§ **RECORDS PROVIDED**:

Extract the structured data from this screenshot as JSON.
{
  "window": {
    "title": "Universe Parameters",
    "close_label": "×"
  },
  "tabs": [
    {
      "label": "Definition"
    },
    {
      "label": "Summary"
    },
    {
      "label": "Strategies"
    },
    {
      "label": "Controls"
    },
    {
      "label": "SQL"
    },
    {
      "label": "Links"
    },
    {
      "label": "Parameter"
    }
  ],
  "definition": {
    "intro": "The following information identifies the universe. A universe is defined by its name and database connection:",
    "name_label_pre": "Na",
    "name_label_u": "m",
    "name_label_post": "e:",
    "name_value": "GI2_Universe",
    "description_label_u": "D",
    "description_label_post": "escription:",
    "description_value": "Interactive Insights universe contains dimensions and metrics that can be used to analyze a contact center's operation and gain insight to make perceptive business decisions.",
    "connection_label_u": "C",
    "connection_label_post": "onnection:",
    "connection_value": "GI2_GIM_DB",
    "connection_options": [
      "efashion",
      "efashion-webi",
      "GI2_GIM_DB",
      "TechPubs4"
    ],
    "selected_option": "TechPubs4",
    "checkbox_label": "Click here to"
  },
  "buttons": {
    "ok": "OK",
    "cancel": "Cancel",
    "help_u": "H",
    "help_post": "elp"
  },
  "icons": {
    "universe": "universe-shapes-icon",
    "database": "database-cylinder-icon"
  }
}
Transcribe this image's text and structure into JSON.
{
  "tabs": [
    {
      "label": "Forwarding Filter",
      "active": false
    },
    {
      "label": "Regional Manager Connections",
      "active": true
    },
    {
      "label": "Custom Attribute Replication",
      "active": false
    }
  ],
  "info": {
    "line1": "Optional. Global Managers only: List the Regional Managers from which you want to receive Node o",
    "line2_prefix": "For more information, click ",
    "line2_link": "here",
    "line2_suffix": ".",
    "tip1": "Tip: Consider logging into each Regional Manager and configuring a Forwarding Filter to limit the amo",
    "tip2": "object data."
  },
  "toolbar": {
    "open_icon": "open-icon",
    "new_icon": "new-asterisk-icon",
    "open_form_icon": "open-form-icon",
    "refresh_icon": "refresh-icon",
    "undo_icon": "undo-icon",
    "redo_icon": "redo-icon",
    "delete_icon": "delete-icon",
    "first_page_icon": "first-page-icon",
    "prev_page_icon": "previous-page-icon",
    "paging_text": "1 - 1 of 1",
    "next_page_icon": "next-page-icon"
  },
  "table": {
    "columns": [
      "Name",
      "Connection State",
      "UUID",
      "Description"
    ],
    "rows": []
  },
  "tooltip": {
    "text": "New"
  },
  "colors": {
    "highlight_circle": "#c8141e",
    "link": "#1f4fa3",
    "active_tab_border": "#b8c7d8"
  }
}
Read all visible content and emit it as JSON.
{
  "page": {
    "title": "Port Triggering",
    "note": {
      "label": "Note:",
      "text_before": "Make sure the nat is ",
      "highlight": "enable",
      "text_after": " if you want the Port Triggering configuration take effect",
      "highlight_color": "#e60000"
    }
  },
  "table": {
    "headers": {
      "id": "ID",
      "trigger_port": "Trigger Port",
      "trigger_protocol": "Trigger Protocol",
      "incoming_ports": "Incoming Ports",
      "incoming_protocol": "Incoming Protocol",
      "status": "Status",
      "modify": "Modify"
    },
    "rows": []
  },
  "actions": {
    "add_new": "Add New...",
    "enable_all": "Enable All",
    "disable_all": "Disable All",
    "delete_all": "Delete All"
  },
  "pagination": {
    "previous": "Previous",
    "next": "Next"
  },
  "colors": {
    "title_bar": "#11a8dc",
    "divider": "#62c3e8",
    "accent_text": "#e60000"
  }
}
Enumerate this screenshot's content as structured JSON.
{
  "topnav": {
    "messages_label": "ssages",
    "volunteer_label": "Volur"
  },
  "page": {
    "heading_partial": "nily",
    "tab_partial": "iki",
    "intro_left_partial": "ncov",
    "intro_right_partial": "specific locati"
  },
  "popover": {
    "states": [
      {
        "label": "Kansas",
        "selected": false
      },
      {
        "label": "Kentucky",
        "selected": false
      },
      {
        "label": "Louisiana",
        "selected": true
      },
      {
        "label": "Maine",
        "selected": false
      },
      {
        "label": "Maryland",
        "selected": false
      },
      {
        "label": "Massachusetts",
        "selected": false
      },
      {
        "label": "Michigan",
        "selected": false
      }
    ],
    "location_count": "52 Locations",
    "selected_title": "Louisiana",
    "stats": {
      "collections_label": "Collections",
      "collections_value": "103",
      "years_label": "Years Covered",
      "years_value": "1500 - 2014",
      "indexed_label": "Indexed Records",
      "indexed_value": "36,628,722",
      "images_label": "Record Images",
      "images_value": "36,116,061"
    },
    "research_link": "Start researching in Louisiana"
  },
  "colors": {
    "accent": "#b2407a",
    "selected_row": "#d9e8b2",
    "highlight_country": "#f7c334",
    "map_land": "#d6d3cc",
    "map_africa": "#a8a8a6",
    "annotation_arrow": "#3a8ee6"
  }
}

§ **THE PROBLEM**: Copy every line of the records word for word.

§ **CORRECT OUTPUT**:
Extract the structured data from this screenshot as JSON.
{
  "window": {
    "title": "Universe Parameters",
    "close_label": "×"
  },
  "tabs": [
    {
      "label": "Definition"
    },
    {
      "label": "Summary"
    },
    {
      "label": "Strategies"
    },
    {
      "label": "Controls"
    },
    {
      "label": "SQL"
    },
    {
      "label": "Links"
    },
    {
      "label": "Parameter"
    }
  ],
  "definition": {
    "intro": "The following information identifies the universe. A universe is defined by its name and database connection:",
    "name_label_pre": "Na",
    "name_label_u": "m",
    "name_label_post": "e:",
    "name_value": "GI2_Universe",
    "description_label_u": "D",
    "description_label_post": "escription:",
    "description_value": "Interactive Insights universe contains dimensions and metrics that can be used to analyze a contact center's operation and gain insight to make perceptive business decisions.",
    "connection_label_u": "C",
    "connection_label_post": "onnection:",
    "connection_value": "GI2_GIM_DB",
    "connection_options": [
      "efashion",
      "efashion-webi",
      "GI2_GIM_DB",
      "TechPubs4"
    ],
    "selected_option": "TechPubs4",
    "checkbox_label": "Click here to"
  },
  "buttons": {
    "ok": "OK",
    "cancel": "Cancel",
    "help_u": "H",
    "help_post": "elp"
  },
  "icons": {
    "universe": "universe-shapes-icon",
    "database": "database-cylinder-icon"
  }
}
Transcribe this image's text and structure into JSON.
{
  "tabs": [
    {
      "label": "Forwarding Filter",
      "active": false
    },
    {
      "label": "Regional Manager Connections",
      "active": true
    },
    {
      "label": "Custom Attribute Replication",
      "active": false
    }
  ],
  "info": {
    "line1": "Optional. Global Managers only: List the Regional Managers from which you want to receive Node o",
    "line2_prefix": "For more information, click ",
    "line2_link": "here",
    "line2_suffix": ".",
    "tip1": "Tip: Consider logging into each Regional Manager and configuring a Forwarding Filter to limit the amo",
    "tip2": "object data."
  },
  "toolbar": {
    "open_icon": "open-icon",
    "new_icon": "new-asterisk-icon",
    "open_form_icon": "open-form-icon",
    "refresh_icon": "refresh-icon",
    "undo_icon": "undo-icon",
    "redo_icon": "redo-icon",
    "delete_icon": "delete-icon",
    "first_page_icon": "first-page-icon",
    "prev_page_icon": "previous-page-icon",
    "paging_text": "1 - 1 of 1",
    "next_page_icon": "next-page-icon"
  },
  "table": {
    "columns": [
      "Name",
      "Connection State",
      "UUID",
      "Description"
    ],
    "rows": []
  },
  "tooltip": {
    "text": "New"
  },
  "colors": {
    "highlight_circle": "#c8141e",
    "link": "#1f4fa3",
    "active_tab_border": "#b8c7d8"
  }
}
Read all visible content and emit it as JSON.
{
  "page": {
    "title": "Port Triggering",
    "note": {
      "label": "Note:",
      "text_before": "Make sure the nat is ",
      "highlight": "enable",
      "text_after": " if you want the Port Triggering configuration take effect",
      "highlight_color": "#e60000"
    }
  },
  "table": {
    "headers": {
      "id": "ID",
      "trigger_port": "Trigger Port",
      "trigger_protocol": "Trigger Protocol",
      "incoming_ports": "Incoming Ports",
      "incoming_protocol": "Incoming Protocol",
      "status": "Status",
      "modify": "Modify"
    },
    "rows": []
  },
  "actions": {
    "add_new": "Add New...",
    "enable_all": "Enable All",
    "disable_all": "Disable All",
    "delete_all": "Delete All"
  },
  "pagination": {
    "previous": "Previous",
    "next": "Next"
  },
  "colors": {
    "title_bar": "#11a8dc",
    "divider": "#62c3e8",
    "accent_text": "#e60000"
  }
}
Enumerate this screenshot's content as structured JSON.
{
  "topnav": {
    "messages_label": "ssages",
    "volunteer_label": "Volur"
  },
  "page": {
    "heading_partial": "nily",
    "tab_partial": "iki",
    "intro_left_partial": "ncov",
    "intro_right_partial": "specific locati"
  },
  "popover": {
    "states": [
      {
        "label": "Kansas",
        "selected": false
      },
      {
        "label": "Kentucky",
        "selected": false
      },
      {
        "label": "Louisiana",
        "selected": true
      },
      {
        "label": "Maine",
        "selected": false
      },
      {
        "label": "Maryland",
        "selected": false
      },
      {
        "label": "Massachusetts",
        "selected": false
      },
      {
        "label": "Michigan",
        "selected": false
      }
    ],
    "location_count": "52 Locations",
    "selected_title": "Louisiana",
    "stats": {
      "collections_label": "Collections",
      "collections_value": "103",
      "years_label": "Years Covered",
      "years_value": "1500 - 2014",
      "indexed_label": "Indexed Records",
      "indexed_value": "36,628,722",
      "images_label": "Record Images",
      "images_value": "36,116,061"
    },
    "research_link": "Start researching in Louisiana"
  },
  "colors": {
    "accent": "#b2407a",
    "selected_row": "#d9e8b2",
    "highlight_country": "#f7c334",
    "map_land": "#d6d3cc",
    "map_africa": "#a8a8a6",
    "annotation_arrow": "#3a8ee6"
  }
}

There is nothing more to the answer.